**Do this:** Extract the rows below verbatim, from the first line through the line containing "room-thumb: 扩列聊天 全能宝贝", with both ends included.
-- BEGIN --
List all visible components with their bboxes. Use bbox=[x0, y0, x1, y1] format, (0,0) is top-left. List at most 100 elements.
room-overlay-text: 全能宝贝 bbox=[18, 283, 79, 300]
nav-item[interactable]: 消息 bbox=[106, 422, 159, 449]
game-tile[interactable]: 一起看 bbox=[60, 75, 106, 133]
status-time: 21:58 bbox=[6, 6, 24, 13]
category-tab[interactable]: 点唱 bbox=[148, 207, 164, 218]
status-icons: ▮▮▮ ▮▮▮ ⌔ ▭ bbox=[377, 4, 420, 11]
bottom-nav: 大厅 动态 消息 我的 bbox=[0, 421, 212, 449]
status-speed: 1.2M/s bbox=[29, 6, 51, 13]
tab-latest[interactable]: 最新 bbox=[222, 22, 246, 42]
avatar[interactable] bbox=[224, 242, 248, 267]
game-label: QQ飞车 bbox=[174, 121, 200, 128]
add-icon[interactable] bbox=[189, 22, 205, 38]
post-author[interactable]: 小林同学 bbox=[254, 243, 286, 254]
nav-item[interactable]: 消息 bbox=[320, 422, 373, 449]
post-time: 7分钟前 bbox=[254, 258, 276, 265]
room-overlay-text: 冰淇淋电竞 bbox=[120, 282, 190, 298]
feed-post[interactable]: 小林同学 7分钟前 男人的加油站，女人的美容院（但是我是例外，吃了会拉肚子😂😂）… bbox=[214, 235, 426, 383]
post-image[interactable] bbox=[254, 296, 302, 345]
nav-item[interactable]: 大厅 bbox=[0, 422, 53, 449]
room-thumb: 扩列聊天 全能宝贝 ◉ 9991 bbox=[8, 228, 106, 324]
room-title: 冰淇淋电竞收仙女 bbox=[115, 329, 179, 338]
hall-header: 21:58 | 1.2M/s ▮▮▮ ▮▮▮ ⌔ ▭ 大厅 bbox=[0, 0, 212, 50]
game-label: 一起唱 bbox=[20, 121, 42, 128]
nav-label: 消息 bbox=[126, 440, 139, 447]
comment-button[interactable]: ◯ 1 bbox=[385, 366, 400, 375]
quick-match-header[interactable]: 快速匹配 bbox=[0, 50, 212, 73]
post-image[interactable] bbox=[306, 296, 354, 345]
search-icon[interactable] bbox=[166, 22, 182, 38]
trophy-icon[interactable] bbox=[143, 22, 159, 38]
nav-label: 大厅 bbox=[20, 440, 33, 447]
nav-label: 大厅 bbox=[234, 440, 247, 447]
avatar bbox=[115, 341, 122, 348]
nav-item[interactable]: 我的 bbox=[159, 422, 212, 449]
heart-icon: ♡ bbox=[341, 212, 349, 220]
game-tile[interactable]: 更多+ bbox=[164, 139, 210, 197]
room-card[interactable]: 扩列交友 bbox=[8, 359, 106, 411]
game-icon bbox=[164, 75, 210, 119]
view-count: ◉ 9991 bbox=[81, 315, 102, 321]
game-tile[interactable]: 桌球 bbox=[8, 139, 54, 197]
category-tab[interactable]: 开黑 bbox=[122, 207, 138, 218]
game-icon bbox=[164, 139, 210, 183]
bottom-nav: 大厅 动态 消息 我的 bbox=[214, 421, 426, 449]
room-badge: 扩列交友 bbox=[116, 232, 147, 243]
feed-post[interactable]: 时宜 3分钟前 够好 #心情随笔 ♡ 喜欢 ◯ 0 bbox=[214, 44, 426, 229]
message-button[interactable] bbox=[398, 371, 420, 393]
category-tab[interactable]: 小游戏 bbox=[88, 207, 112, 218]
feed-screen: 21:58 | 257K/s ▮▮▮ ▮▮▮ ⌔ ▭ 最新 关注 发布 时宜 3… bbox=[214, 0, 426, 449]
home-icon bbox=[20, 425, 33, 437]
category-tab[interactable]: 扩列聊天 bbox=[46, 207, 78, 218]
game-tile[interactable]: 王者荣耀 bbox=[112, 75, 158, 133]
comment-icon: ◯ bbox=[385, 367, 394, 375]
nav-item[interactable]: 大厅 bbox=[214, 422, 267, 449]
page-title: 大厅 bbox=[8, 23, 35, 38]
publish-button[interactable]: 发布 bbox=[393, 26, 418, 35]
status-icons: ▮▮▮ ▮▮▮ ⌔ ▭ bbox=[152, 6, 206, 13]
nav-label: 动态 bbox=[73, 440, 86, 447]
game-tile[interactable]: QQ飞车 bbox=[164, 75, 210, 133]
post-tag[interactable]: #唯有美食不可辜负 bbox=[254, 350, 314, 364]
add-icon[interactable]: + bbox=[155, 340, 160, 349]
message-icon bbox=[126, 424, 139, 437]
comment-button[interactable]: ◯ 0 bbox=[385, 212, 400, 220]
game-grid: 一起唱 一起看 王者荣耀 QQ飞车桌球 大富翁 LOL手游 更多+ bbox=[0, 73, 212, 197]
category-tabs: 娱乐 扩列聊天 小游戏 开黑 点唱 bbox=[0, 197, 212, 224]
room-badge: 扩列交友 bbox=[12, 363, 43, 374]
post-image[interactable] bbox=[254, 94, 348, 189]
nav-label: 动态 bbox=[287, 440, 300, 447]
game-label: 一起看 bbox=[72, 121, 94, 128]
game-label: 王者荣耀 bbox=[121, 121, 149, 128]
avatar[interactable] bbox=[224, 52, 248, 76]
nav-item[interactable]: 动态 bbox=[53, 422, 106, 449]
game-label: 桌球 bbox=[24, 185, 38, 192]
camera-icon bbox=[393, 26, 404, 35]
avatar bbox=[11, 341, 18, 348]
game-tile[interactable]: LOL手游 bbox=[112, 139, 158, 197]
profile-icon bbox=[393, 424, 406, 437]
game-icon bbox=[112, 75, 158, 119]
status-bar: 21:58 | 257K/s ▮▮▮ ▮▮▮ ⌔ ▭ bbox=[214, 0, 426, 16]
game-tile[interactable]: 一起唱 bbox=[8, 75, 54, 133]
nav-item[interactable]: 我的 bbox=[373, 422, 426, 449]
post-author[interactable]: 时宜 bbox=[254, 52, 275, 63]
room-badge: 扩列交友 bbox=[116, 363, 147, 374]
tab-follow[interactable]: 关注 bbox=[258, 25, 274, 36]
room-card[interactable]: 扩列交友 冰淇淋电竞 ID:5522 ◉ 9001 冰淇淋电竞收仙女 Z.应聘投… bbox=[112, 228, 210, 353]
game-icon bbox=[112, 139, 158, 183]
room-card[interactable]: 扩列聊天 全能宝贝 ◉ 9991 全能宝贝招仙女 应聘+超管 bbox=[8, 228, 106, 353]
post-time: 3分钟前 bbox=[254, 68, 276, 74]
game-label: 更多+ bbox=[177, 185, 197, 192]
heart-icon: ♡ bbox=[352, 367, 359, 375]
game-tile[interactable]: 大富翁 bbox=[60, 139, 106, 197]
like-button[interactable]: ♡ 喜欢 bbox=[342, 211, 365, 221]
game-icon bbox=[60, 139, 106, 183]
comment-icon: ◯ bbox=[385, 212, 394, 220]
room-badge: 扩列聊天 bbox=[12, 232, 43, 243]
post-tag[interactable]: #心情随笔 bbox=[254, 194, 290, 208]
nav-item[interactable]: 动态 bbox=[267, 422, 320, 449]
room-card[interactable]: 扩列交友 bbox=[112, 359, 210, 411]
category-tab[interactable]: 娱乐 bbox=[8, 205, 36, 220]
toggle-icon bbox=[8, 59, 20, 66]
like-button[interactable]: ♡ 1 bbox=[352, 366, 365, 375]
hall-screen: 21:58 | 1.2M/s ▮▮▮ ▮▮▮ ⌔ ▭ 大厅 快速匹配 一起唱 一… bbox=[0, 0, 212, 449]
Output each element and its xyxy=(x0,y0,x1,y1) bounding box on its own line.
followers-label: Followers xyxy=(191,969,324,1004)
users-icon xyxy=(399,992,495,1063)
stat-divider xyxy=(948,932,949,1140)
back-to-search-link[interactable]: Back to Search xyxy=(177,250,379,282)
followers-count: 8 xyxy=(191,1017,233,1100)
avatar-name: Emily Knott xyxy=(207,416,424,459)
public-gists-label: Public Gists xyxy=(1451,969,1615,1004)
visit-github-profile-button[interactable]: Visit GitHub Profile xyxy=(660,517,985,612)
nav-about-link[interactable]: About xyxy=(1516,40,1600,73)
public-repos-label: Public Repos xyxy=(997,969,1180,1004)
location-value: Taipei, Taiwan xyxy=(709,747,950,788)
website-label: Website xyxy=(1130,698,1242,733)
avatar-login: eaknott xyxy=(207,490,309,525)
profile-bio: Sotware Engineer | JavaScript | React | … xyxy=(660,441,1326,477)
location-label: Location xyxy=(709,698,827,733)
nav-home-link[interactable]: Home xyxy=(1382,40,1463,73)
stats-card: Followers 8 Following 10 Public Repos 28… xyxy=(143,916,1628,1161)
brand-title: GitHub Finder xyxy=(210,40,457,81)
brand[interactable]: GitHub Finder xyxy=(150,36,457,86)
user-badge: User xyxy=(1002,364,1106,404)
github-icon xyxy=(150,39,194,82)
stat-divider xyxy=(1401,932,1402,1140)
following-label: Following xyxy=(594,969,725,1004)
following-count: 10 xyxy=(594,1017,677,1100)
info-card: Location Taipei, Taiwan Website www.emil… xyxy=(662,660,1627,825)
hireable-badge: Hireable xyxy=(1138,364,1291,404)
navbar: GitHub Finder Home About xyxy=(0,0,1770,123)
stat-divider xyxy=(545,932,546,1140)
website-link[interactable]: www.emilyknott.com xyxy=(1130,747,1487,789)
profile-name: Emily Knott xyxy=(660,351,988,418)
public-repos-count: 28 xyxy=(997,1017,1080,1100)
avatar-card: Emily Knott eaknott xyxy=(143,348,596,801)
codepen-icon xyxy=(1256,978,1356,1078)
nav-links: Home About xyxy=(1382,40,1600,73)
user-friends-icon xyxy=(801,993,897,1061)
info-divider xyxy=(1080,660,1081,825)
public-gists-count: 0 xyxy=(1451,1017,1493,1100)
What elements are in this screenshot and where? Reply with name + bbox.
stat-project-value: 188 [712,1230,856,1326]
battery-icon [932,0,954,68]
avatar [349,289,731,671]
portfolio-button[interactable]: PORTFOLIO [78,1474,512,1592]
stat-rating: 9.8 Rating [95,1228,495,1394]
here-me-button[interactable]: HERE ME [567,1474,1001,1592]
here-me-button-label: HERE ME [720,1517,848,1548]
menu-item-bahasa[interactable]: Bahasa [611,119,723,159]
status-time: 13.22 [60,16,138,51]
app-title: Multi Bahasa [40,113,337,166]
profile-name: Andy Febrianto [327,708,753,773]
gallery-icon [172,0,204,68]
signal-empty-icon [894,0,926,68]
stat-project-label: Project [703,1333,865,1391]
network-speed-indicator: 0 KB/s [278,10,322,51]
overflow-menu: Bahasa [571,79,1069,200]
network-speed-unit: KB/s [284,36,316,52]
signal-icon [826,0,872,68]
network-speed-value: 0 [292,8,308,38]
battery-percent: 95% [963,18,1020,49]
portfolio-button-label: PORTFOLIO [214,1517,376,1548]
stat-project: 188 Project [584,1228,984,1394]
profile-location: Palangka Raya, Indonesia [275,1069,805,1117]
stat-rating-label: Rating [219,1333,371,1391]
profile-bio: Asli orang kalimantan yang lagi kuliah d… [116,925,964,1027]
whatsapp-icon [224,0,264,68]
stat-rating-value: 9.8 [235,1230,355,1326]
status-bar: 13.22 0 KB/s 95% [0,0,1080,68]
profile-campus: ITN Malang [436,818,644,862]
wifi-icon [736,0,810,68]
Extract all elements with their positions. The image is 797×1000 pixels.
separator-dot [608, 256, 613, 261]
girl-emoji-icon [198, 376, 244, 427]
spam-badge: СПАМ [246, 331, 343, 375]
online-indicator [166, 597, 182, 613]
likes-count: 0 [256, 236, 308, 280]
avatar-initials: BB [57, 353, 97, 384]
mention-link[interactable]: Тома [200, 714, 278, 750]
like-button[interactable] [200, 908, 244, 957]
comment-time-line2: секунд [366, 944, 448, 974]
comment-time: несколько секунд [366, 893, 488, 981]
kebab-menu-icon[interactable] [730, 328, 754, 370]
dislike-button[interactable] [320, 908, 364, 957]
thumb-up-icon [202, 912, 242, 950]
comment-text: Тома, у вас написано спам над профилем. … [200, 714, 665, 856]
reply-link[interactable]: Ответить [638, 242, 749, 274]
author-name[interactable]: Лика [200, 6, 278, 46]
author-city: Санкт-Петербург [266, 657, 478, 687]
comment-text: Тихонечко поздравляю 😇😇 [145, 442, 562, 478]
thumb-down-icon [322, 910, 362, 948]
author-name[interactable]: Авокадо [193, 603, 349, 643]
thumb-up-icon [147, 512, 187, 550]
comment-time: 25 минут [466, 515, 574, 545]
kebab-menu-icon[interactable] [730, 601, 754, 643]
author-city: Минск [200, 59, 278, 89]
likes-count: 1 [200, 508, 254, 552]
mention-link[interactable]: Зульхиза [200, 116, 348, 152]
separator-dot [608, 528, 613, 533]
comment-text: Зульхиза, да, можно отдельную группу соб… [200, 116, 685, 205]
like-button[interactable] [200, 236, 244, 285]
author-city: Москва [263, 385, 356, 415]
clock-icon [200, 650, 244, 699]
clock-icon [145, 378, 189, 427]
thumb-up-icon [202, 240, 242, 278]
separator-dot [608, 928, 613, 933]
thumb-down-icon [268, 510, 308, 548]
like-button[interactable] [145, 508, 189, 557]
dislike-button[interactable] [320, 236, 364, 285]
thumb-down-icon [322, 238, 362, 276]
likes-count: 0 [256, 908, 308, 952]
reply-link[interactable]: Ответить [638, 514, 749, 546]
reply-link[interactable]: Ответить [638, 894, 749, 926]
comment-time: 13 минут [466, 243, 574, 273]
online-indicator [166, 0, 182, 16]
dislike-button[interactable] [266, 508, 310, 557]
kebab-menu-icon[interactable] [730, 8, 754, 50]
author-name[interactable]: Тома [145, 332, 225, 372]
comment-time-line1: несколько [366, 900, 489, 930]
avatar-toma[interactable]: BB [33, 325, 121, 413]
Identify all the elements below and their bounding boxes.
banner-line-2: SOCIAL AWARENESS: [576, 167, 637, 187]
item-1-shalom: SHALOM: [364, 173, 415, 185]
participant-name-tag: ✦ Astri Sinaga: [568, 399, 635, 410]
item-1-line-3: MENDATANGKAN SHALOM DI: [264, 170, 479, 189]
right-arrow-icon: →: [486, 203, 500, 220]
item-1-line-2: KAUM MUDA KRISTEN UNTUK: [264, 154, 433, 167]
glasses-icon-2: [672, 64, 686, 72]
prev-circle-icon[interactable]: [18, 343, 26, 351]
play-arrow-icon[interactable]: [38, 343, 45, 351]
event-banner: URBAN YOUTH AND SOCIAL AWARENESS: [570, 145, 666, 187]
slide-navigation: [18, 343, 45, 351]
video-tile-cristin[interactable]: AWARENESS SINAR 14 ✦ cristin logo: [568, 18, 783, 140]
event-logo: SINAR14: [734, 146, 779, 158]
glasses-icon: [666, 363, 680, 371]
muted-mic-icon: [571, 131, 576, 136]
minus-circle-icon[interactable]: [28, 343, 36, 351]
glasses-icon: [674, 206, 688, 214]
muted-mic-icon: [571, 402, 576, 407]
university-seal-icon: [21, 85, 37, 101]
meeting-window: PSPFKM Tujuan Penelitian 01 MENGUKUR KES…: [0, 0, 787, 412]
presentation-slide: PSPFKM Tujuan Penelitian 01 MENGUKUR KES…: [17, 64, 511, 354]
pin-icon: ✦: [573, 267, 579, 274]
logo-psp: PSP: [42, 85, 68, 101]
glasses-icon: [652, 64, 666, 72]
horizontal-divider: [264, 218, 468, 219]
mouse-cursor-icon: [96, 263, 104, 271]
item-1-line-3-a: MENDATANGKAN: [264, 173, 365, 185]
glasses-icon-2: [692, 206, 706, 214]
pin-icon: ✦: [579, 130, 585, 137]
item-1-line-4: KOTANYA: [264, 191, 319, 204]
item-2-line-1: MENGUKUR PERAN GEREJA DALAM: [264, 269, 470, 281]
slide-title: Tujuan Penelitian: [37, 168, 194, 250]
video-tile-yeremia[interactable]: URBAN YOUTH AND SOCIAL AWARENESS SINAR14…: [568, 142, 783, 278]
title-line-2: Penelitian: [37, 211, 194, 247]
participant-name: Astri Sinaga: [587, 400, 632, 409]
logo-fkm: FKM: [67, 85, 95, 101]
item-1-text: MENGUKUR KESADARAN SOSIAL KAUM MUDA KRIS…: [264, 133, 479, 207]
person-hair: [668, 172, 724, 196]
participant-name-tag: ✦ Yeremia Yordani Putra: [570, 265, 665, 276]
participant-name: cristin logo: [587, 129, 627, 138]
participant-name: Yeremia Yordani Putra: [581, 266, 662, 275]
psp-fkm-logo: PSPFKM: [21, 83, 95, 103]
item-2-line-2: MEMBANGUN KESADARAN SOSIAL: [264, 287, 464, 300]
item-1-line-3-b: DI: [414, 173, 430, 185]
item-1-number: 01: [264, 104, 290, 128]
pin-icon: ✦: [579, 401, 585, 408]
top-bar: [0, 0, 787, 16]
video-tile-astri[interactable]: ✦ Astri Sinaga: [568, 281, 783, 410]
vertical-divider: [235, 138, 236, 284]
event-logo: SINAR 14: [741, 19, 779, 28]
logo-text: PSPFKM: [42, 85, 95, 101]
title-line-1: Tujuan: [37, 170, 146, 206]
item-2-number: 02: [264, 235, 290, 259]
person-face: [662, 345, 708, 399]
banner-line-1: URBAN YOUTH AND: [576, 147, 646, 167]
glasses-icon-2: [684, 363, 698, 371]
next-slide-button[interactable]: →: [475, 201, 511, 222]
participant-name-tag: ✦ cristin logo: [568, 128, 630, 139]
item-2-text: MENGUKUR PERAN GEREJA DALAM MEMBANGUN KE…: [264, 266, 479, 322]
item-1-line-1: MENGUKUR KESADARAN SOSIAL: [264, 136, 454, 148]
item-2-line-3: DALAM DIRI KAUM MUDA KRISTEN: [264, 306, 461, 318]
-- END --
**The result:**
List all visible components with their bboxes. Use bbox=[x0, y0, x1, y1] format, (0,0) is top-left. List at most 100 elements.
room-overlay-text: 全能宝贝 bbox=[18, 283, 79, 300]
nav-item[interactable]: 消息 bbox=[106, 422, 159, 449]
game-tile[interactable]: 一起看 bbox=[60, 75, 106, 133]
status-time: 21:58 bbox=[6, 6, 24, 13]
category-tab[interactable]: 点唱 bbox=[148, 207, 164, 218]
status-icons: ▮▮▮ ▮▮▮ ⌔ ▭ bbox=[377, 4, 420, 11]
bottom-nav: 大厅 动态 消息 我的 bbox=[0, 421, 212, 449]
status-speed: 1.2M/s bbox=[29, 6, 51, 13]
tab-latest[interactable]: 最新 bbox=[222, 22, 246, 42]
avatar[interactable] bbox=[224, 242, 248, 267]
game-label: QQ飞车 bbox=[174, 121, 200, 128]
add-icon[interactable] bbox=[189, 22, 205, 38]
post-author[interactable]: 小林同学 bbox=[254, 243, 286, 254]
nav-item[interactable]: 消息 bbox=[320, 422, 373, 449]
post-time: 7分钟前 bbox=[254, 258, 276, 265]
room-overlay-text: 冰淇淋电竞 bbox=[120, 282, 190, 298]
feed-post[interactable]: 小林同学 7分钟前 男人的加油站，女人的美容院（但是我是例外，吃了会拉肚子😂😂）… bbox=[214, 235, 426, 383]
post-image[interactable] bbox=[254, 296, 302, 345]
nav-item[interactable]: 大厅 bbox=[0, 422, 53, 449]
room-thumb: 扩列聊天 全能宝贝 ◉ 9991 bbox=[8, 228, 106, 324]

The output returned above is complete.